### Page text
· · · · · · ·

Timing Error Detection and Correction in Pipelines Constructed of Scan Flip-Flops

Andreas Floros, Yiorgos Tsiatouhas and Chrisovalantis Kavousianos

University of Ioannina
Department of Computer Science
Panepistimiopolis, P.O. Box 1186, 45110 Ioannina, Greece (Hellas)
e-mail: {afloros,tsiatouhas,kabousia}@cs.uoi.gr

Abstract

Timing errors, due to environmental or operating conditions or due to timing faults that may escape fabrication tests, are a real concern in nanometer technology, high complexity and high frequency circuits. In this work a concurrent error detection and correction circuit and technique are presented that are applicable in pipeline architectures constructed of scan Flip-Flops. In addition a pipeline error recovery mechanism is illustrated. The proposed circuit is characterized by low silicon area requirements, compared to earlier approaches, and negligible penalty on performance.

Index Terms – Timing error detection and correction, scan Flip-Flops, pipeline architectures, concurrent testing.

Contact Author:
Yiorgos Tsiatouhas
University of Ioannina
Department of Computer Science
Panepistimiopolis, P.O. Box. 1186
45110 Ioannina, Greece (Hellas)
Tel.: +30 26510 98853
Fax: +30 26510 98883
e-mail: tsiatouhas@cs.uoi.gr

This work is co-funded by the European Union - European Social Fund (ESF) & National Sources, in the framework of the program “Pythagoras II” of the “Operational Program for Education and Initial Vocational Training” of the 3rd Community Support Framework of the Hellenic Ministry of Education.
Timing Error Detection and Correction in Pipelines Constructed of Scan Flip-Flops

Andreas Floros
Yiorgos Tsiatouhas
Chrisovalantis Kavousianos
Dept. of Computer Science
University of Ioannina
Ioannina, Greece
{afloros, tsiatouhas, kavousia}@cs.uoi.gr

Abstract—Timing errors, due to environmental or operating conditions or due to timing faults that may escape fabrication tests, are a real concern in nanometer technology, high complexity and high frequency circuits. In this work a concurrent error detection and correction circuit and technique are presented that are applicable in pipeline architectures constructed of scan Flip-Flops. In addition a pipeline error recovery mechanism is illustrated. The proposed circuit is characterized by low silicon area requirements, compared to earlier approaches, and negligible penalty on performance.

I. INTRODUCTION

As modern CMOS nanometer technologies scale down and the complexity of integrated circuits increases, an ongoing difficulty to achieve adequate reliability levels and keep the cost of testing within acceptable bounds is reported [1-2]. The device size scaling, the increase of the operating frequency and the power supply reduction affect circuits’ noise margins and reliability. The probability of transient faults generation increases and many times it is hard to achieve the soft error rate (SER) specifications.

Timing related transient faults due to crosstalk, power supply disturbance or ground bounce are known mechanisms for timing error generation. Important problems also arise due to timing faults. The increased path delay deviations, due to process variations, and the manufacturing defects that affect circuit speed may result in timing errors that are not easily detectable (in terms of test cost) in high frequency and high device count ICs. Considering also the huge number of paths in modern circuit designs along with the complexity of testing, it is easy to realize that a significant number of defective ICs may pass the fabrication tests. Furthermore, modern systems running at multiple frequency and voltage levels may suffer from timing errors generated by numerous environmental and process related (and many times data dependent) variabilities that can affect circuit performance [3]. Consequently, concurrent testing techniques for timing error detection and correction are becoming mandatory in order to achieve acceptable levels of error robustness and meet reliability requirements.

· · · · · · ·

Records from a dataset
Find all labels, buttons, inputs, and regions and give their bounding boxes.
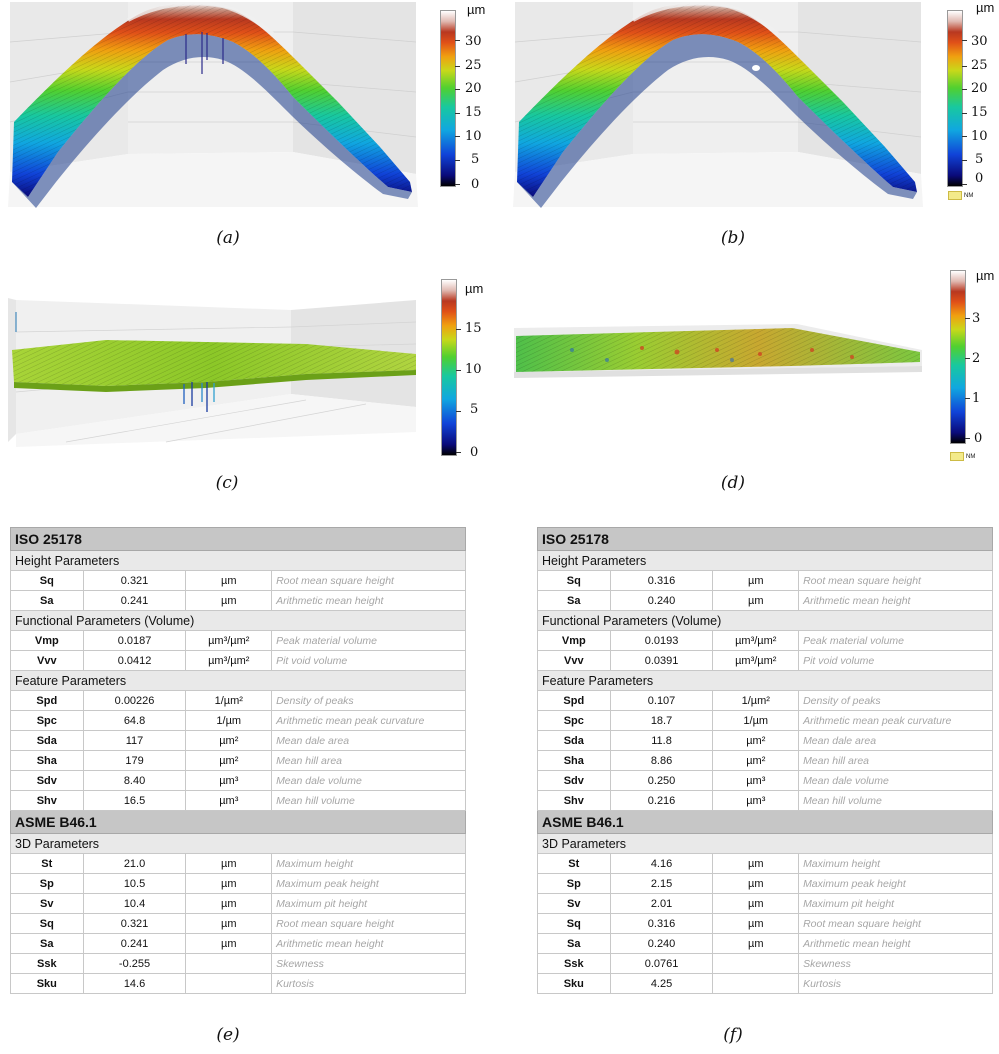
table-row: Sv 2.01 µm Maximum pit height — [537, 893, 993, 914]
group-title: Height Parameters — [10, 550, 466, 571]
colorbar-d-tick: 3 — [972, 311, 981, 326]
table-row: Sa 0.241 µm Arithmetic mean height — [10, 933, 466, 954]
colorbar-a-tick: 20 — [465, 81, 482, 96]
caption-f: (f) — [723, 1025, 743, 1045]
colorbar-d-unit: µm — [976, 268, 995, 283]
table-row: Spc 64.8 1/µm Arithmetic mean peak curvatur… — [10, 710, 466, 731]
colorbar-d-tick: 2 — [972, 351, 981, 366]
table-row: Sp 2.15 µm Maximum peak height — [537, 873, 993, 894]
standard-title: ASME B46.1 — [10, 810, 466, 834]
not-measured-label: NM — [966, 454, 976, 460]
table-row: Sda 11.8 µm² Mean dale area — [537, 730, 993, 751]
colorbar-d — [950, 270, 966, 444]
caption-a: (a) — [216, 228, 240, 248]
table-row: Vvv 0.0412 µm³/µm² Pit void volume — [10, 650, 466, 671]
surface-plot-a — [8, 0, 428, 212]
standard-title: ISO 25178 — [537, 527, 993, 551]
table-row: Sku 14.6 Kurtosis — [10, 973, 466, 994]
colorbar-b-tick: 15 — [971, 105, 988, 120]
caption-c: (c) — [215, 473, 239, 493]
surface-plot-b — [513, 0, 933, 212]
caption-b: (b) — [720, 228, 746, 248]
table-row: Vmp 0.0193 µm³/µm² Peak material volume — [537, 630, 993, 651]
not-measured-swatch — [950, 452, 964, 461]
table-row: Sha 179 µm² Mean hill area — [10, 750, 466, 771]
group-title: Feature Parameters — [537, 670, 993, 691]
group-title: Functional Parameters (Volume) — [10, 610, 466, 631]
colorbar-c-tick: 15 — [465, 321, 482, 336]
colorbar-a-tick: 0 — [471, 177, 480, 192]
parameter-table-f: ISO 25178 Height Parameters Sq 0.316 µm Roo… — [537, 527, 993, 994]
colorbar-a-unit: µm — [467, 2, 486, 17]
group-title: 3D Parameters — [10, 833, 466, 854]
table-row: St 21.0 µm Maximum height — [10, 853, 466, 874]
table-row: Sku 4.25 Kurtosis — [537, 973, 993, 994]
colorbar-b-tick: 20 — [971, 81, 988, 96]
colorbar-a-tick: 5 — [471, 152, 480, 167]
table-row: St 4.16 µm Maximum height — [537, 853, 993, 874]
colorbar-c-unit: µm — [465, 281, 484, 296]
colorbar-a-tick: 25 — [465, 58, 482, 73]
table-row: Shv 16.5 µm³ Mean hill volume — [10, 790, 466, 811]
table-row: Sq 0.316 µm Root mean square height — [537, 913, 993, 934]
table-row: Vvv 0.0391 µm³/µm² Pit void volume — [537, 650, 993, 671]
caption-d: (d) — [720, 473, 746, 493]
table-row: Ssk -0.255 Skewness — [10, 953, 466, 974]
group-title: Functional Parameters (Volume) — [537, 610, 993, 631]
colorbar-d-tick: 1 — [972, 391, 981, 406]
colorbar-a — [440, 10, 456, 187]
colorbar-a-tick: 10 — [465, 129, 482, 144]
group-title: 3D Parameters — [537, 833, 993, 854]
surface-plot-d — [512, 310, 927, 390]
colorbar-c-tick: 5 — [470, 402, 479, 417]
table-row: Shv 0.216 µm³ Mean hill volume — [537, 790, 993, 811]
colorbar-b-tick: 0 — [975, 171, 984, 186]
colorbar-b-unit: µm — [976, 0, 995, 15]
table-row: Sq 0.316 µm Root mean square height — [537, 570, 993, 591]
table-row: Sda 117 µm² Mean dale area — [10, 730, 466, 751]
table-row: Sdv 0.250 µm³ Mean dale volume — [537, 770, 993, 791]
colorbar-a-tick: 30 — [465, 34, 482, 49]
table-row: Sha 8.86 µm² Mean hill area — [537, 750, 993, 771]
caption-e: (e) — [216, 1025, 240, 1045]
table-row: Sa 0.240 µm Arithmetic mean height — [537, 933, 993, 954]
standard-title: ISO 25178 — [10, 527, 466, 551]
colorbar-b-tick: 10 — [971, 129, 988, 144]
table-row: Spd 0.00226 1/µm² Density of peaks — [10, 690, 466, 711]
surface-plot-c — [6, 282, 426, 452]
table-row: Ssk 0.0761 Skewness — [537, 953, 993, 974]
colorbar-c-tick: 0 — [470, 445, 479, 460]
colorbar-a-tick: 15 — [465, 105, 482, 120]
table-row: Spc 18.7 1/µm Arithmetic mean peak curvatur… — [537, 710, 993, 731]
not-measured-label: NM — [964, 193, 974, 199]
table-row: Sa 0.240 µm Arithmetic mean height — [537, 590, 993, 611]
group-title: Height Parameters — [537, 550, 993, 571]
table-row: Spd 0.107 1/µm² Density of peaks — [537, 690, 993, 711]
colorbar-c — [441, 279, 457, 456]
table-row: Sq 0.321 µm Root mean square height — [10, 570, 466, 591]
table-row: Sv 10.4 µm Maximum pit height — [10, 893, 466, 914]
colorbar-c-tick: 10 — [465, 362, 482, 377]
colorbar-b-tick: 30 — [971, 34, 988, 49]
group-title: Feature Parameters — [10, 670, 466, 691]
table-row: Sp 10.5 µm Maximum peak height — [10, 873, 466, 894]
not-measured-swatch — [948, 191, 962, 200]
standard-title: ASME B46.1 — [537, 810, 993, 834]
table-row: Sdv 8.40 µm³ Mean dale volume — [10, 770, 466, 791]
table-row: Sq 0.321 µm Root mean square height — [10, 913, 466, 934]
table-row: Vmp 0.0187 µm³/µm² Peak material volume — [10, 630, 466, 651]
colorbar-b — [947, 10, 963, 187]
colorbar-b-tick: 25 — [971, 58, 988, 73]
parameter-table-e: ISO 25178 Height Parameters Sq 0.321 µm Roo… — [10, 527, 466, 994]
colorbar-b-tick: 5 — [975, 152, 984, 167]
colorbar-d-tick: 0 — [974, 431, 983, 446]
table-row: Sa 0.241 µm Arithmetic mean height — [10, 590, 466, 611]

· · · · · · ·

### Task requirements
1. In the timing-error paper, which three mechanisms are named as known causes of timing-related transient faults?
2. Please write the next part of the timing-error paper, picking up after its last sentence.

### Outputs by task
1. Crosstalk, power supply disturbance and ground bounce.

2.
Duplication and triplication techniques and self-checking design [4] are widely used to achieve systems reliability. In addition, soft and/or timing error detection techniques have been proposed in the open literature [5-8] that are based on the temporal nature of the transient faults or the delayed response of timing faults to provide error tolerance using time redundancy.

A pipeline architecture (named *Razor*) with timing error detection/correction for low power operation of systems exploiting dynamic voltage scaling has been introduced in [3]. According to this architecture for every system Flip-Flop in the design, an assistant
shadow latch, a multiplexer (MUX) and a XOR gate as comparator are added. Recently, an advanced and low cost architecture (under the name Blade) with the same error detection/correction capabilities has been proposed in [9]. The new architecture requires only a multiplexer and a XOR gate per system Flip-Flop reducing drastically the silicon area cost.

In this work, we present a modified version of the Blade topology to be applied in pipeline architectures that are based on the use of scan Flip-Flops as system Flip-Flops (that is the majority of cases). The new topology provides concurrent timing error detection and correction capabilities with the minimum error detection latency and down to a single clock cycle penalty for error recovery. Moreover, this topology does not insert any delay in the critical paths of the circuit.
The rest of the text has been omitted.